PROBLEM → Can you echo, character for character, the lines of the records below, starting with the line that contains "reply-label: 답글하기 xyxy=(149,477,201,493)" and going on through the line that contains "like-button[interactable]: 1.1만 xyxy=(23,474,91,494)", with both of those lines included?

STORED DATA →
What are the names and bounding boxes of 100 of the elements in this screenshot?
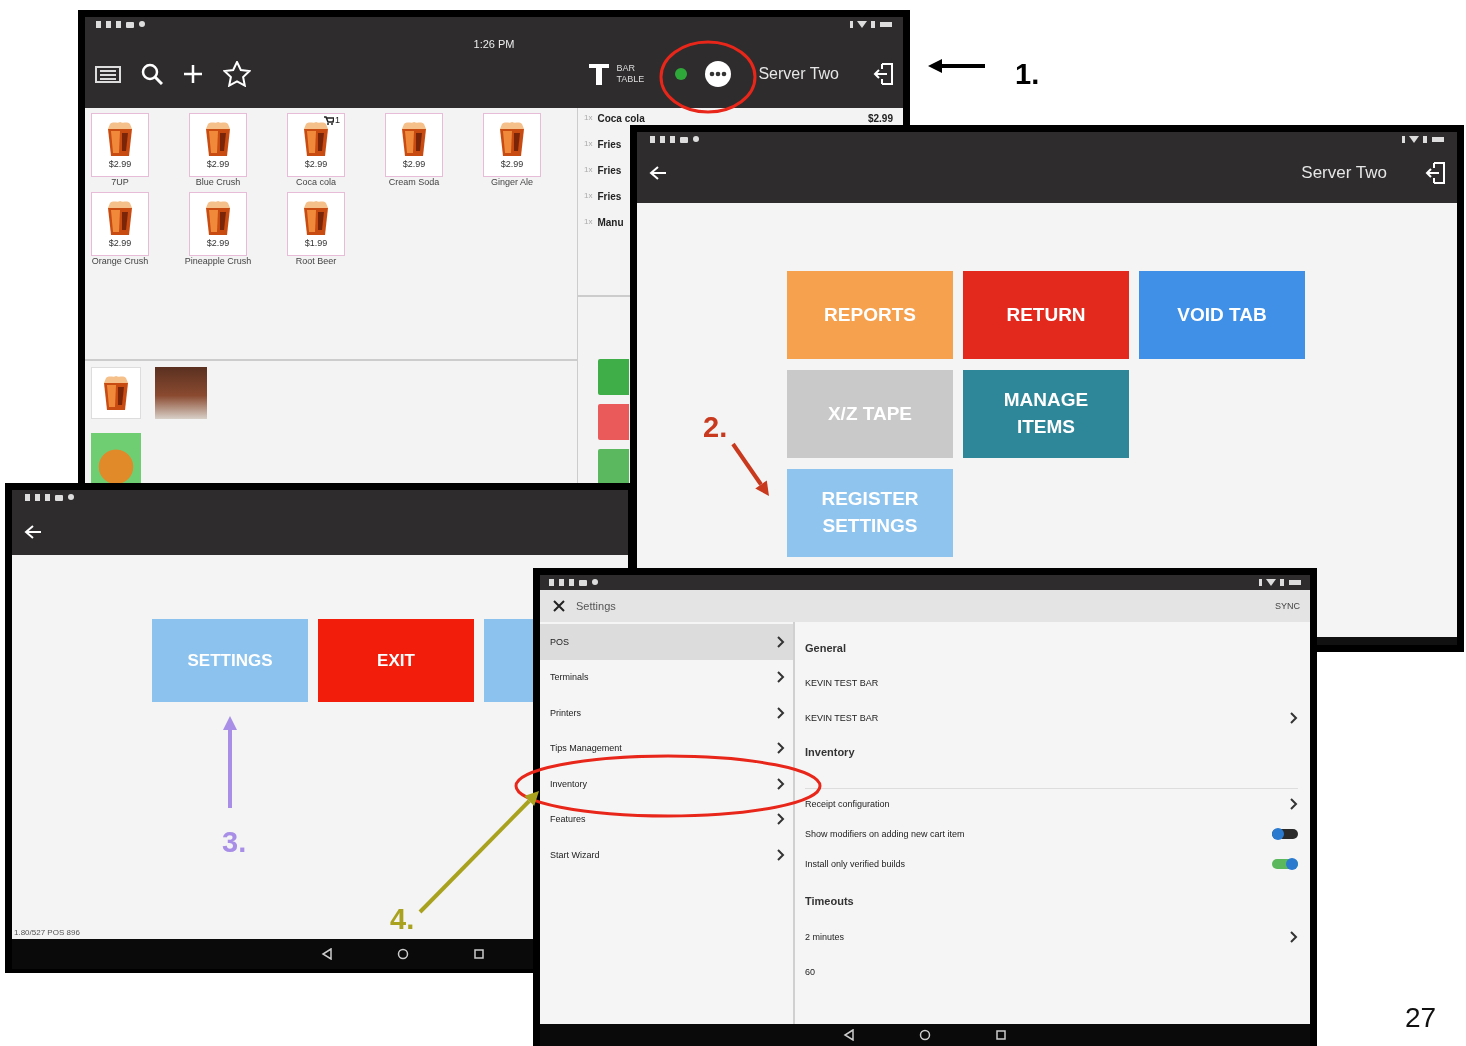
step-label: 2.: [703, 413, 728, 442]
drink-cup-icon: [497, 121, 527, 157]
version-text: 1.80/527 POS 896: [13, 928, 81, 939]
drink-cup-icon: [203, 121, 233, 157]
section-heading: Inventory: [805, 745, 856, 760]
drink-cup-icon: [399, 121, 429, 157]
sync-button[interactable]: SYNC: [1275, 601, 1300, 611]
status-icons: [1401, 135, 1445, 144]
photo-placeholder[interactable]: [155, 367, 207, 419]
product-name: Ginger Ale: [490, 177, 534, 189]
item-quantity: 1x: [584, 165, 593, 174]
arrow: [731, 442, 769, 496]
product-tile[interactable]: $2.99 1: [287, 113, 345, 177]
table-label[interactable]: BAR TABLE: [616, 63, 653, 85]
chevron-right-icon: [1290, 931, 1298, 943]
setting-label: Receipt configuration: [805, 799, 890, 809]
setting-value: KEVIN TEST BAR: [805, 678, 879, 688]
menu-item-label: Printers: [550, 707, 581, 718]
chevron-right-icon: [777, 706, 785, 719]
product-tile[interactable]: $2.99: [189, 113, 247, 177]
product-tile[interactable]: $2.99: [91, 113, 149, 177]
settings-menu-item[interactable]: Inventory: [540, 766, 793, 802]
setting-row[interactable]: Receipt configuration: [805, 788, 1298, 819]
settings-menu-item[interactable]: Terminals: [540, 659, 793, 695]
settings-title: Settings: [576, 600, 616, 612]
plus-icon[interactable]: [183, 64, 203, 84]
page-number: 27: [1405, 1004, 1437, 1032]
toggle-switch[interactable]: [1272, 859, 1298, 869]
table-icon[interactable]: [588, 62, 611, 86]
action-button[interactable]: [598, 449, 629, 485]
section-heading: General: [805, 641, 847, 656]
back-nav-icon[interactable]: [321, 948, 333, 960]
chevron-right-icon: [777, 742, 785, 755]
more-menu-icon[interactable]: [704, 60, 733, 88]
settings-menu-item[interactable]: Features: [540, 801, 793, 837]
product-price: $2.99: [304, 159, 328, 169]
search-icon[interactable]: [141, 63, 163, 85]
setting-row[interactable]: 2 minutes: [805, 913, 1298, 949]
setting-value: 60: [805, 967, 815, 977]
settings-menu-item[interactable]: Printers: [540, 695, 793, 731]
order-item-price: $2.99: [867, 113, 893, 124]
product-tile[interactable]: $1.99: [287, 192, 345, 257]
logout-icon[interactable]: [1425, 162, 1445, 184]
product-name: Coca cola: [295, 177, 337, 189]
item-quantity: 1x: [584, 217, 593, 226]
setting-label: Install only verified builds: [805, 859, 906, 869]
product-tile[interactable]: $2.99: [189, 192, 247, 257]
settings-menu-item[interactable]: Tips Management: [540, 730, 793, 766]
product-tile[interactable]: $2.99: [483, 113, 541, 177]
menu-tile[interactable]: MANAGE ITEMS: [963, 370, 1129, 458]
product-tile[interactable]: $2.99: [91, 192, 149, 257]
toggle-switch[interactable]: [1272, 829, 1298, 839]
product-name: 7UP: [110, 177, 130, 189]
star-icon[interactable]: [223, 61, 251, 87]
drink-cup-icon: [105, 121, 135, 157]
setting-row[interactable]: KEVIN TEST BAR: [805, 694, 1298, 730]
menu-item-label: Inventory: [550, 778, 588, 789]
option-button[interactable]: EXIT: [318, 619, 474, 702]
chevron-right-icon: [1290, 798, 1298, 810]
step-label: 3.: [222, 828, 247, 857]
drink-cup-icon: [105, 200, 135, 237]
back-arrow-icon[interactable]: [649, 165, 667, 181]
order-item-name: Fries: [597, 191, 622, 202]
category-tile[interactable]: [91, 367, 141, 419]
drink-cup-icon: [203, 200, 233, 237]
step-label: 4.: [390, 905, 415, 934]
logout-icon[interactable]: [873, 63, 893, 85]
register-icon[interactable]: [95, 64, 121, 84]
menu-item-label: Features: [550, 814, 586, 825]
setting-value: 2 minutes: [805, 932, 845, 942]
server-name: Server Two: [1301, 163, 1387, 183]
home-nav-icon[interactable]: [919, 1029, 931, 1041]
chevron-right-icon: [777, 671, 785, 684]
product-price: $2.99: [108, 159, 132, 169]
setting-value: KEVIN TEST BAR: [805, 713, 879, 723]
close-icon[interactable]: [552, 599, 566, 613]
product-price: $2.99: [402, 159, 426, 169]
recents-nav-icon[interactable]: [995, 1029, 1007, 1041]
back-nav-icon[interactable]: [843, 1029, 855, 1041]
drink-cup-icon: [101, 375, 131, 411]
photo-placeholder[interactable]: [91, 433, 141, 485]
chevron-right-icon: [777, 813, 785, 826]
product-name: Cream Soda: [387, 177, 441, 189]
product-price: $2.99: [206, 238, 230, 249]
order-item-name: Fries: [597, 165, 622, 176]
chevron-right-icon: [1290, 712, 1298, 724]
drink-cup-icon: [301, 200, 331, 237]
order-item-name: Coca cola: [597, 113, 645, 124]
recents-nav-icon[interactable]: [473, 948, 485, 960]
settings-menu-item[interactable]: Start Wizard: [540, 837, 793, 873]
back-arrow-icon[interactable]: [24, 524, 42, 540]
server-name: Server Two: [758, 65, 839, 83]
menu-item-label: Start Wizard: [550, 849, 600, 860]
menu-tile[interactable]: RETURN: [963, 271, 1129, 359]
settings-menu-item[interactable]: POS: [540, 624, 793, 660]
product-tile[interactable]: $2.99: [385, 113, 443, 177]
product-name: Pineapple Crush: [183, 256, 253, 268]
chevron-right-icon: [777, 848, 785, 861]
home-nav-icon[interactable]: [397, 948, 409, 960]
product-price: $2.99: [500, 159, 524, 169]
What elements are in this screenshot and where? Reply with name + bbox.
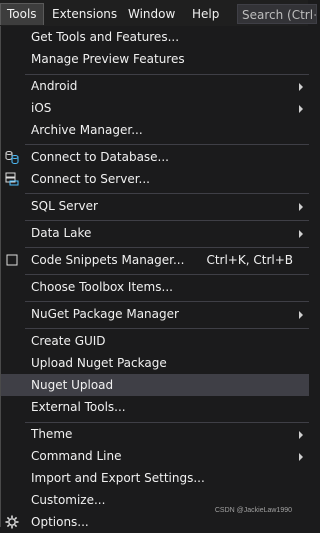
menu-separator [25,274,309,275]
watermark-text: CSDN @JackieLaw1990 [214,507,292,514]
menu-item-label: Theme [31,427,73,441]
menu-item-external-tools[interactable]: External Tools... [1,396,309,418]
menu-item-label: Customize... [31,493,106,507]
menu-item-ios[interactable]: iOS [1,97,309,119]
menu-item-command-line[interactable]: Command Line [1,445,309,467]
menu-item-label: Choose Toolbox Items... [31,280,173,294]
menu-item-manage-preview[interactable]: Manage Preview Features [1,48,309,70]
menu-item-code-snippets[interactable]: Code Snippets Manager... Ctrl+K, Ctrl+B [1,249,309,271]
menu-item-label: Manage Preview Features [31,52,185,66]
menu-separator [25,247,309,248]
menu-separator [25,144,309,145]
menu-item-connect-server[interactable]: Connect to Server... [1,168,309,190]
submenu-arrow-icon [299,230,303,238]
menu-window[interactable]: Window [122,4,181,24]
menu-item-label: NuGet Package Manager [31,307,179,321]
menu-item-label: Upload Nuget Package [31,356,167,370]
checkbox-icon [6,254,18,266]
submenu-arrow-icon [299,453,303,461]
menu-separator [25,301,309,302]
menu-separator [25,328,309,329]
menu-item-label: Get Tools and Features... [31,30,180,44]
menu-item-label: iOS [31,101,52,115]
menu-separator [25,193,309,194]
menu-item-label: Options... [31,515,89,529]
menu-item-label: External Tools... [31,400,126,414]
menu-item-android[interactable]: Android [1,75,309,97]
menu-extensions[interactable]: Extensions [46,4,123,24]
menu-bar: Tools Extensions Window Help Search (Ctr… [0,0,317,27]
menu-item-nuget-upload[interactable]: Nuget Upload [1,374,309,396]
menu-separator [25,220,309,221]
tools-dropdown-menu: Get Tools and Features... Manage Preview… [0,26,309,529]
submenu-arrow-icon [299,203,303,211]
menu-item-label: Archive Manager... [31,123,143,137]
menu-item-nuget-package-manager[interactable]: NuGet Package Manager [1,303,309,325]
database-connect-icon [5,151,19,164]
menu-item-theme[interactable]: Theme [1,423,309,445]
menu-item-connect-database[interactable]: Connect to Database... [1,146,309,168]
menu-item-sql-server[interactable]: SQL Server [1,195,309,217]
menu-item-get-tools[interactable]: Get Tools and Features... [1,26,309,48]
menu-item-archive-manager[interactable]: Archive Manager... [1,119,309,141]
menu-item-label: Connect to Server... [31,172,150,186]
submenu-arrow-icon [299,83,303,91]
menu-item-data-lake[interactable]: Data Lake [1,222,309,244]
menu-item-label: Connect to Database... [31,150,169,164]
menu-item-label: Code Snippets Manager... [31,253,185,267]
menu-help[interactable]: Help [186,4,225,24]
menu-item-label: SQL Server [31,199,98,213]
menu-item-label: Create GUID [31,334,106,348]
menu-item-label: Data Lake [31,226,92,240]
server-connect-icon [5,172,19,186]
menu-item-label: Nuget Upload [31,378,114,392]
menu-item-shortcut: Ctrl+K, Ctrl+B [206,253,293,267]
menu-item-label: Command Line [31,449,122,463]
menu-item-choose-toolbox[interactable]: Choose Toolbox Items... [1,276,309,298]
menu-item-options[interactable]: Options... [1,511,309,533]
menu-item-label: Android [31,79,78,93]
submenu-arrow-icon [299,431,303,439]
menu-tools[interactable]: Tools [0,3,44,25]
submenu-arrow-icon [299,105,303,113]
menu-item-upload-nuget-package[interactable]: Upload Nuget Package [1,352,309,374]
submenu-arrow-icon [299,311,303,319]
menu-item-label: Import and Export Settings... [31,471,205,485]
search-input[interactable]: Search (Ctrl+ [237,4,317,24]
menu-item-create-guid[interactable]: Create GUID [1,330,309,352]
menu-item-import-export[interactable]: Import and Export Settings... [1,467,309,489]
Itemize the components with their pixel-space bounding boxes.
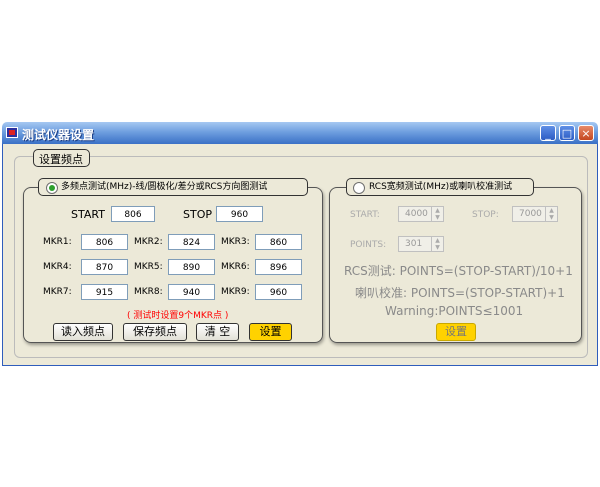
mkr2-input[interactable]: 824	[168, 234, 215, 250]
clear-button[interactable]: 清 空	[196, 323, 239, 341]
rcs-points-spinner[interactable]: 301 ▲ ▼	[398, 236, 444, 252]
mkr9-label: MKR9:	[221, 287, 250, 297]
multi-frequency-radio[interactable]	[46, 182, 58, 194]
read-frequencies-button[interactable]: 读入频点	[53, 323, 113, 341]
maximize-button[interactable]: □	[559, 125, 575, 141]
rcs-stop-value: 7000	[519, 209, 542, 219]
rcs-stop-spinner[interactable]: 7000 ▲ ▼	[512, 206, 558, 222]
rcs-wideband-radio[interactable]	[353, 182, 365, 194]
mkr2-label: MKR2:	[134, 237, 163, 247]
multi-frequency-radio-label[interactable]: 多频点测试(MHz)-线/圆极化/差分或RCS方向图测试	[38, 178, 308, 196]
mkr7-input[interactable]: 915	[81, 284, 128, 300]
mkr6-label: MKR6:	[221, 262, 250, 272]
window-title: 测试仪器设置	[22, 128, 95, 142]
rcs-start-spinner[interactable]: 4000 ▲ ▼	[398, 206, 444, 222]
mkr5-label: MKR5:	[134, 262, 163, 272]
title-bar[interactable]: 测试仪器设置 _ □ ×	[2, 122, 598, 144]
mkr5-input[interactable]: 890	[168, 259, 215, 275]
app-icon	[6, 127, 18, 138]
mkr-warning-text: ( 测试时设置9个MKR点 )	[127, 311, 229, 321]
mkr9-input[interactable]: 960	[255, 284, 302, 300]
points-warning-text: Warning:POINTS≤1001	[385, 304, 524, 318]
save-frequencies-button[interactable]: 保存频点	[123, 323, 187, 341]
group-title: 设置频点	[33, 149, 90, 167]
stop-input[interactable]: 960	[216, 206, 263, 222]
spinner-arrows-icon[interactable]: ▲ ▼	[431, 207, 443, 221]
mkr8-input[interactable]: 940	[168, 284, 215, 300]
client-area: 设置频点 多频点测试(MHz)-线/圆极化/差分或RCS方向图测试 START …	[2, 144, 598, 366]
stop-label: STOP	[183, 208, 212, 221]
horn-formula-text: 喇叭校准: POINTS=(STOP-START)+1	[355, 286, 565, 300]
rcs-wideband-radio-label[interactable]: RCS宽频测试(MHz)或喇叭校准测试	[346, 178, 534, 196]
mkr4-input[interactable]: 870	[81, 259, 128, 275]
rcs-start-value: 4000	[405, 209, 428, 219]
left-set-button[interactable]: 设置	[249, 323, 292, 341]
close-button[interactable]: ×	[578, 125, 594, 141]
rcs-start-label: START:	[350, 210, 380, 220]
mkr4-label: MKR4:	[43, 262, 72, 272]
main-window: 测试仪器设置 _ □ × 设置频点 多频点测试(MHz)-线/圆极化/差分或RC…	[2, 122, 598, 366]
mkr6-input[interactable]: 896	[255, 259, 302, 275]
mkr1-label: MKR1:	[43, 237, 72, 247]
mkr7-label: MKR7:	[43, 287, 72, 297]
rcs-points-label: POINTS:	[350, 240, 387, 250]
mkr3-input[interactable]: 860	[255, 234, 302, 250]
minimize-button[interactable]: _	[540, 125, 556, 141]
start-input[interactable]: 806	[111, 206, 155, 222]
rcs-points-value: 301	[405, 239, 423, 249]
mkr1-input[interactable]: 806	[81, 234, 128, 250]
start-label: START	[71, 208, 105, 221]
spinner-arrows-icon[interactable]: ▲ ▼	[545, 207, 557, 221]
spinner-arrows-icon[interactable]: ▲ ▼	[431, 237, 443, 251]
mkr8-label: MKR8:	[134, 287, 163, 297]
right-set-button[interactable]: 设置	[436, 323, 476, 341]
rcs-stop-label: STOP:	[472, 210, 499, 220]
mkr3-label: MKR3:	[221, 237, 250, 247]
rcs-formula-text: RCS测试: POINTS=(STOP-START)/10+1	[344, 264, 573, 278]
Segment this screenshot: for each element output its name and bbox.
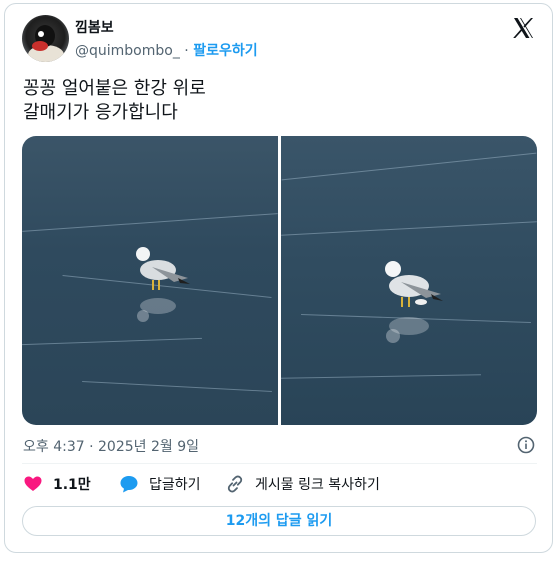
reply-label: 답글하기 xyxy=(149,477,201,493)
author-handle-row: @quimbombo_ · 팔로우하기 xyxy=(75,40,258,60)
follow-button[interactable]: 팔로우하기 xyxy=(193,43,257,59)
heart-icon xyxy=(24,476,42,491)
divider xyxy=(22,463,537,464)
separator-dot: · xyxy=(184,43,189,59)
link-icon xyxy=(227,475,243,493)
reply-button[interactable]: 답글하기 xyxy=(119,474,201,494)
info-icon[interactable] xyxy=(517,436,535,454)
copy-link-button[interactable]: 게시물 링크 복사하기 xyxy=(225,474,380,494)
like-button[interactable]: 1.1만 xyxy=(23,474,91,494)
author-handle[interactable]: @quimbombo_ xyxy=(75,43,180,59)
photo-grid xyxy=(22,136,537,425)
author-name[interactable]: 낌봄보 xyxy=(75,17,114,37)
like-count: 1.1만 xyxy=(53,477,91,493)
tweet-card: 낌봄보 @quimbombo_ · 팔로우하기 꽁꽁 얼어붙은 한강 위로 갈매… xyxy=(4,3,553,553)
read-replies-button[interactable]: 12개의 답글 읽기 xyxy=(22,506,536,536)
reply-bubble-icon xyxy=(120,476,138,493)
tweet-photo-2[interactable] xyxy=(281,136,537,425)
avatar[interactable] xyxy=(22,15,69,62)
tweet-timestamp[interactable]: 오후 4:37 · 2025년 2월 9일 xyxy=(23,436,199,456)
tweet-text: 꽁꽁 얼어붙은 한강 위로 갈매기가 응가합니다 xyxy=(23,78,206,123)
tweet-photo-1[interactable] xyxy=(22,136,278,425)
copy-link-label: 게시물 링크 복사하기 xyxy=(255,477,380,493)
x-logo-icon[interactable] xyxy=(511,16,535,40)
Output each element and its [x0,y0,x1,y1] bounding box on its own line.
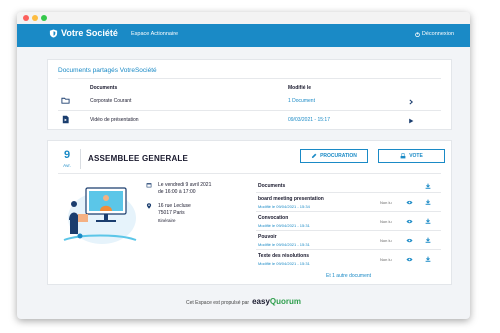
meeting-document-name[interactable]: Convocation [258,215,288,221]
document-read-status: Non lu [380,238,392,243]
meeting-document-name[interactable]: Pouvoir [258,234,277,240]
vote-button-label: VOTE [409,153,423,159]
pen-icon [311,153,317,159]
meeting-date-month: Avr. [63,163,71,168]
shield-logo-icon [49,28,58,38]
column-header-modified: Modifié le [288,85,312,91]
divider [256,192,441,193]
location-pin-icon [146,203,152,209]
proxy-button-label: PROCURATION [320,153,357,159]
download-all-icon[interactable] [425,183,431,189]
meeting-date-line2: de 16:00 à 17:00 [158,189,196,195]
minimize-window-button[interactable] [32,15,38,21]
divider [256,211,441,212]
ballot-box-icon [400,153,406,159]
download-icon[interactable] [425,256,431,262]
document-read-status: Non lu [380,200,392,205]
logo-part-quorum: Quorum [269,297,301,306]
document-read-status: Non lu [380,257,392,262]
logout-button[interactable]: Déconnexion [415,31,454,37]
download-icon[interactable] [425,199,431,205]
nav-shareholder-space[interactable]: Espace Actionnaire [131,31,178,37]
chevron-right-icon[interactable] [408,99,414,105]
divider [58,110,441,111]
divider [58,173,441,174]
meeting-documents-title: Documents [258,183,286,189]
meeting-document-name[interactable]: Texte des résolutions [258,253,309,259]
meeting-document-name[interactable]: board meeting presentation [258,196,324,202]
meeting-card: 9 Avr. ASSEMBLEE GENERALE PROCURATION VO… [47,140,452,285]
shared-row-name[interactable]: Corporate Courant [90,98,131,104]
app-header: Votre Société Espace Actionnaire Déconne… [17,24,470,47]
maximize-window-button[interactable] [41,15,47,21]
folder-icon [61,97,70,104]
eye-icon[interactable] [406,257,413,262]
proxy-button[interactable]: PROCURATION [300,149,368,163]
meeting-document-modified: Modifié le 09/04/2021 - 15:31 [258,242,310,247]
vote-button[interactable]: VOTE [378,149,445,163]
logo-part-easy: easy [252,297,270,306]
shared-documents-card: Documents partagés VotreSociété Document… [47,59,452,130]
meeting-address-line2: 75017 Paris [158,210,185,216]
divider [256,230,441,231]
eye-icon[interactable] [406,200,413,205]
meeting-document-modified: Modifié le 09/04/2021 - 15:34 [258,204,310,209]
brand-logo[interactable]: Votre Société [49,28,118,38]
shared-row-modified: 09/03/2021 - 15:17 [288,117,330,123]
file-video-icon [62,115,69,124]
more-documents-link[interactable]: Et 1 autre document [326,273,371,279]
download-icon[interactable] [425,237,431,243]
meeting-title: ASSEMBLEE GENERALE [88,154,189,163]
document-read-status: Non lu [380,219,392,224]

THE ANSWER →
reply-label: 답글하기 xyxy=(149,477,201,493)
author-handle-row: @quimbombo_ · 팔로우하기 xyxy=(75,40,258,60)
follow-button[interactable]: 팔로우하기 xyxy=(193,43,257,59)
heart-icon xyxy=(24,476,42,491)
divider xyxy=(22,463,537,464)
separator-dot: · xyxy=(184,43,189,59)
link-icon xyxy=(227,475,243,493)
reply-button[interactable]: 답글하기 xyxy=(119,474,201,494)
info-icon[interactable] xyxy=(517,436,535,454)
copy-link-button[interactable]: 게시물 링크 복사하기 xyxy=(225,474,380,494)
like-button[interactable]: 1.1만 xyxy=(23,474,91,494)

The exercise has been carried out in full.